Timing, it can not be overstated, is everything. You want to sell something, you want to sell when demand is high. You don't want to be ambling the greater Yorktown area in late 1781 peddling King George commemorative medallions, y'know? So on some level you have to wonder how fortuitous a month October 2007 was for the Mets to put on sale…bricks!

One assumes the timing was meant to be spot on; with the Mets marching through October to greater glory, why wouldn't fans flush with pennant fever want to take advantage of the following offer?

The Citi Field Fanwalk is where Mets fans can become a permanent part of Citi Field through the purchase of individual engraved bricks surrounding the main entry of Citi Field. Fans will be able to recognize their family, friends and favorite Mets moments through lasting tributes engraved directly onto the bricks of the plaza outside of the Jackie Robinson Rotunda.

### DATA PROVIDED
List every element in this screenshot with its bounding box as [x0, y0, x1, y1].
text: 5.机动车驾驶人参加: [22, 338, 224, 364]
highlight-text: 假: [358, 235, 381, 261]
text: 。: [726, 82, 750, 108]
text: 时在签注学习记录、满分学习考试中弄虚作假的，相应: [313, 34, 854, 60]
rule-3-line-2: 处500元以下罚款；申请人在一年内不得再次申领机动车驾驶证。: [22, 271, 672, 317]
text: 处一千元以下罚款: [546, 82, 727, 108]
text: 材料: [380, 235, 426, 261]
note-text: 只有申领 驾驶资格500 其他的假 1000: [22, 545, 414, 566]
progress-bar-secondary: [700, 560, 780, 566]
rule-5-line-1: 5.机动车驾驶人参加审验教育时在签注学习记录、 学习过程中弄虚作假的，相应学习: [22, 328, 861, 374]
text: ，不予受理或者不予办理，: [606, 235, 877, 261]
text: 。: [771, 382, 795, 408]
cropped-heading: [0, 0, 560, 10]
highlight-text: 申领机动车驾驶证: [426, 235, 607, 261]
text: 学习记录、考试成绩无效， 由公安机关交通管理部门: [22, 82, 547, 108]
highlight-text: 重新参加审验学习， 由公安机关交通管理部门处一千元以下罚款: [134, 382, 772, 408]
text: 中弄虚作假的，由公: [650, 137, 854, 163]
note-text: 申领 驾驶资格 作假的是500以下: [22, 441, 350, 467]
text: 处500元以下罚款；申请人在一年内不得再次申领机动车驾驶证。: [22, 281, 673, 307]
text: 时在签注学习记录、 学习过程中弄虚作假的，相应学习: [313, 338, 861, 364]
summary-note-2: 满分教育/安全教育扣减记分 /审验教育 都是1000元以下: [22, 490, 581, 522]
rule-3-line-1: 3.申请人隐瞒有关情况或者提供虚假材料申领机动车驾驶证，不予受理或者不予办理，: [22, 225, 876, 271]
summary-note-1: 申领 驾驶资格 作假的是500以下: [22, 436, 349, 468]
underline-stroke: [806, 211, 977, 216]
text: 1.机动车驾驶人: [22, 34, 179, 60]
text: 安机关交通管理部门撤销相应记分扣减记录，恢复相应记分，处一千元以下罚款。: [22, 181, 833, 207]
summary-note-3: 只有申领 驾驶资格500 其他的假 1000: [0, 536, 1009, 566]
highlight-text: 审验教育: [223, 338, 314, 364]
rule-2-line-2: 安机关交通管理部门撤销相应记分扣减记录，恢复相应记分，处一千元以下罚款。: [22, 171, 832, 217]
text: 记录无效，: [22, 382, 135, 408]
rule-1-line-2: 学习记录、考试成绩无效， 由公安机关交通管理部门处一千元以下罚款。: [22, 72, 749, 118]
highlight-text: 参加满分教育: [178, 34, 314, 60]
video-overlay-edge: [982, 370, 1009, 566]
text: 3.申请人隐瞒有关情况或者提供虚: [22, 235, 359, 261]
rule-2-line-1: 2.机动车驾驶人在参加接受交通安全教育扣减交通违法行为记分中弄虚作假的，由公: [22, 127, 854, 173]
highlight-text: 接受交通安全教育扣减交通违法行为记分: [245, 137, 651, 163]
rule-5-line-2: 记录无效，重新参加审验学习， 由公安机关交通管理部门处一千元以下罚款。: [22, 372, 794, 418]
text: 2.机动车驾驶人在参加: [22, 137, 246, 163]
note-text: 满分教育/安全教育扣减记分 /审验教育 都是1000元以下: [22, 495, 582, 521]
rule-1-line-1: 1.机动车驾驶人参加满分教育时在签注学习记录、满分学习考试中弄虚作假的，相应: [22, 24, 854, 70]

### EXERCISE PROMPT
In the passage about the Mets selling bricks, where do the engraved bricks go?

### EXERCISE SOLUTION
They surround the main entry of Citi Field, on the plaza outside the Jackie Robinson Rotunda.